EXERCISE DATA
****************************************

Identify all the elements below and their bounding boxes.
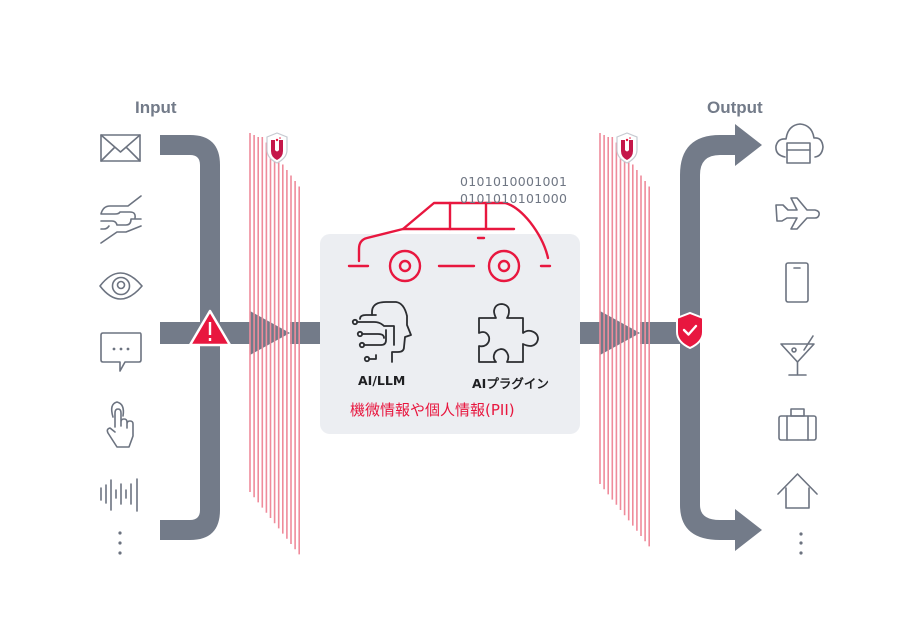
smartphone-icon [785,262,809,303]
ai-llm-label: AI/LLM [358,373,406,388]
touch-icon [106,401,134,448]
home-icon [777,473,818,509]
handshake-icon [100,195,142,244]
ai-plugin-label: AIプラグイン [472,376,549,391]
binary-data-line-2: 0101010101000 [460,191,568,206]
security-shield-logo-left [266,132,288,164]
ai-llm-head-icon [351,301,412,363]
input-label: Input [135,98,177,117]
input-more-dots-icon [118,531,122,555]
security-shield-logo-right [616,132,638,164]
email-icon [100,134,141,162]
output-more-dots-icon [799,532,803,555]
warning-icon [188,309,232,347]
input-pipe [160,135,320,540]
check-shield-icon [676,311,704,350]
cloud-app-icon [775,123,824,164]
output-pipe [680,124,762,551]
output-label: Output [707,98,763,117]
sound-wave-icon [100,478,138,512]
ai-plugin-puzzle-icon [478,303,539,363]
cocktail-icon [780,335,815,376]
airplane-icon [775,197,820,230]
binary-data-line-1: 0101010001001 [460,174,568,189]
firewall-right [599,133,651,547]
eye-icon [99,272,143,300]
pii-label: 機微情報や個人情報(PII) [350,401,515,419]
center-panel [320,234,580,434]
suitcase-icon [778,408,817,441]
firewall-left [249,133,301,555]
chat-bubble-icon [100,332,142,372]
middle-output-arrow [580,311,690,355]
car-icon [347,201,552,283]
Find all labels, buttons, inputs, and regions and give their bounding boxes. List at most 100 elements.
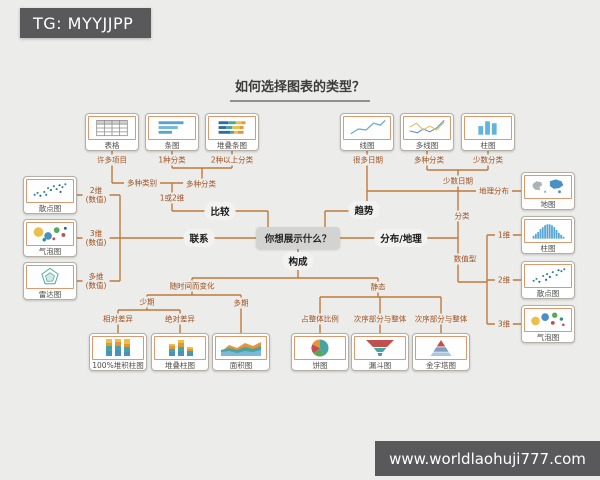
multi-line-chart-icon <box>403 116 451 140</box>
chart-card-map: 地图 <box>521 172 575 210</box>
edge-label-over-time: 随时间而变化 <box>166 280 218 292</box>
edge-label-ordered-part-2: 次序部分与整体 <box>411 313 471 325</box>
chart-card-label: 地图 <box>540 200 556 209</box>
chart-card-pie: 饼图 <box>291 333 349 371</box>
edge-label-multi-class: 多种类别 <box>124 177 160 189</box>
pyramid-chart-icon <box>415 336 467 360</box>
branch-trend: 趋势 <box>348 201 380 219</box>
edge-label-1d: 1维 <box>494 229 514 241</box>
map-chart-icon <box>524 175 572 199</box>
chart-card-bar: 条图 <box>145 113 199 151</box>
chart-card-line: 线图 <box>340 113 394 151</box>
chart-card-label: 气泡图 <box>38 247 62 256</box>
line-chart-icon <box>343 116 391 140</box>
histogram-chart-icon <box>524 219 572 243</box>
edge-label-static: 静态 <box>367 281 389 293</box>
edge-label-one-or-two-dims: 1或2维 <box>156 192 188 204</box>
chart-card-histogram: 柱图 <box>521 216 575 254</box>
edge-label-multi-category-left: 多种分类 <box>183 178 219 190</box>
edge-label-multi-category-right: 多种分类 <box>411 154 447 166</box>
chart-card-pyramid: 金字塔图 <box>412 333 470 371</box>
edge-label-many-dates: 很多日期 <box>350 154 386 166</box>
chart-card-multi-line: 多线图 <box>400 113 454 151</box>
chart-card-label: 堆叠柱图 <box>165 361 195 370</box>
chart-card-scatter-2: 散点图 <box>521 261 575 299</box>
chart-card-label: 漏斗图 <box>368 361 392 370</box>
chart-card-label: 散点图 <box>536 289 560 298</box>
area-chart-icon <box>215 336 267 360</box>
chart-card-label: 散点图 <box>38 204 62 213</box>
chart-card-funnel: 漏斗图 <box>351 333 409 371</box>
chart-card-stacked-bar: 堆叠条图 <box>205 113 259 151</box>
edge-label-numeric-type: 数值型 <box>450 253 480 265</box>
edge-label-2d-numeric: 2维 (数值) <box>82 185 110 205</box>
branch-relation: 联系 <box>183 229 215 247</box>
branch-distribution: 分布/地理 <box>374 229 428 247</box>
bubble-chart-icon <box>524 308 572 332</box>
edge-label-3d: 3维 <box>494 318 514 330</box>
edge-label-few-categories: 少数分类 <box>470 154 506 166</box>
edge-label-dims: 多维 <box>88 272 104 281</box>
chart-card-bubble: 气泡图 <box>23 219 77 257</box>
edge-label-dims: 3维 <box>89 229 103 238</box>
chart-card-table: 表格 <box>85 113 139 151</box>
edge-label-geo-distribution: 地理分布 <box>476 185 512 197</box>
chart-card-label: 堆叠条图 <box>217 141 247 150</box>
edge-label-few-periods: 少期 <box>136 296 158 308</box>
telegram-badge: TG: MYYJJPP <box>20 8 151 38</box>
central-question-node: 你想展示什么？ <box>256 227 340 249</box>
chart-card-stacked-100: 100%堆积柱图 <box>89 333 147 371</box>
chart-card-scatter: 散点图 <box>23 176 77 214</box>
scatter-chart-icon <box>524 264 572 288</box>
chart-card-label: 面积图 <box>229 361 253 370</box>
stacked-column-icon <box>154 336 206 360</box>
chart-card-label: 条图 <box>164 141 180 150</box>
chart-card-label: 气泡图 <box>536 333 560 342</box>
edge-label-2d: 2维 <box>494 274 514 286</box>
edge-label-share-of-whole: 占整体比例 <box>298 313 342 325</box>
chart-card-stacked-column: 堆叠柱图 <box>151 333 209 371</box>
scatter-chart-icon <box>26 179 74 203</box>
stacked-bar-chart-icon <box>208 116 256 140</box>
chart-card-label: 柱图 <box>480 141 496 150</box>
chart-card-radar: 雷达图 <box>23 262 77 300</box>
footer-url: www.worldlaohuji777.com <box>375 441 600 476</box>
edge-label-3d-numeric: 3维 (数值) <box>82 228 110 248</box>
edge-label-multi-d-numeric: 多维 (数值) <box>82 271 110 291</box>
edge-label-relative-diff: 相对差异 <box>100 313 136 325</box>
chart-card-label: 雷达图 <box>38 290 62 299</box>
branch-compare: 比较 <box>204 202 236 220</box>
column-chart-icon <box>464 116 512 140</box>
edge-label-one-category: 1种分类 <box>155 154 189 166</box>
funnel-chart-icon <box>354 336 406 360</box>
radar-chart-icon <box>26 265 74 289</box>
bubble-chart-icon <box>26 222 74 246</box>
page-title: 如何选择图表的类型？ <box>229 76 371 102</box>
chart-card-label: 柱图 <box>540 244 556 253</box>
pie-chart-icon <box>294 336 346 360</box>
chart-card-label: 线图 <box>359 141 375 150</box>
chart-card-column: 柱图 <box>461 113 515 151</box>
edge-label-categorical: 分类 <box>451 210 473 222</box>
chart-card-bubble-2: 气泡图 <box>521 305 575 343</box>
bar-chart-icon <box>148 116 196 140</box>
edge-label-two-plus-categories: 2种以上分类 <box>207 154 257 166</box>
chart-card-label: 金字塔图 <box>426 361 456 370</box>
edge-label-ordered-part-1: 次序部分与整体 <box>350 313 410 325</box>
edge-label-absolute-diff: 绝对差异 <box>162 313 198 325</box>
edge-label-numeric-suffix: (数值) <box>85 195 107 204</box>
edge-label-many-periods: 多期 <box>230 297 252 309</box>
edge-label-few-dates: 少数日期 <box>440 175 476 187</box>
edge-label-numeric-suffix: (数值) <box>85 238 107 247</box>
edge-label-dims: 2维 <box>89 186 103 195</box>
chart-card-label: 多线图 <box>415 141 439 150</box>
chart-card-label: 表格 <box>104 141 120 150</box>
edge-label-numeric-suffix: (数值) <box>85 281 107 290</box>
edge-label-many-items: 许多项目 <box>94 154 130 166</box>
chart-card-area: 面积图 <box>212 333 270 371</box>
stacked-100-column-icon <box>92 336 144 360</box>
chart-card-label: 饼图 <box>312 361 328 370</box>
table-chart-icon <box>88 116 136 140</box>
chart-card-label: 100%堆积柱图 <box>92 361 144 370</box>
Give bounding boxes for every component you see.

****************************************

INSTRUCTIONS FOR THE TASK
Collect every line in the listing above that contains the string "many".

RESULT OF THIS TASK
edge-label-many-dates: 很多日期 <box>350 154 386 166</box>
edge-label-many-periods: 多期 <box>230 297 252 309</box>
edge-label-many-items: 许多项目 <box>94 154 130 166</box>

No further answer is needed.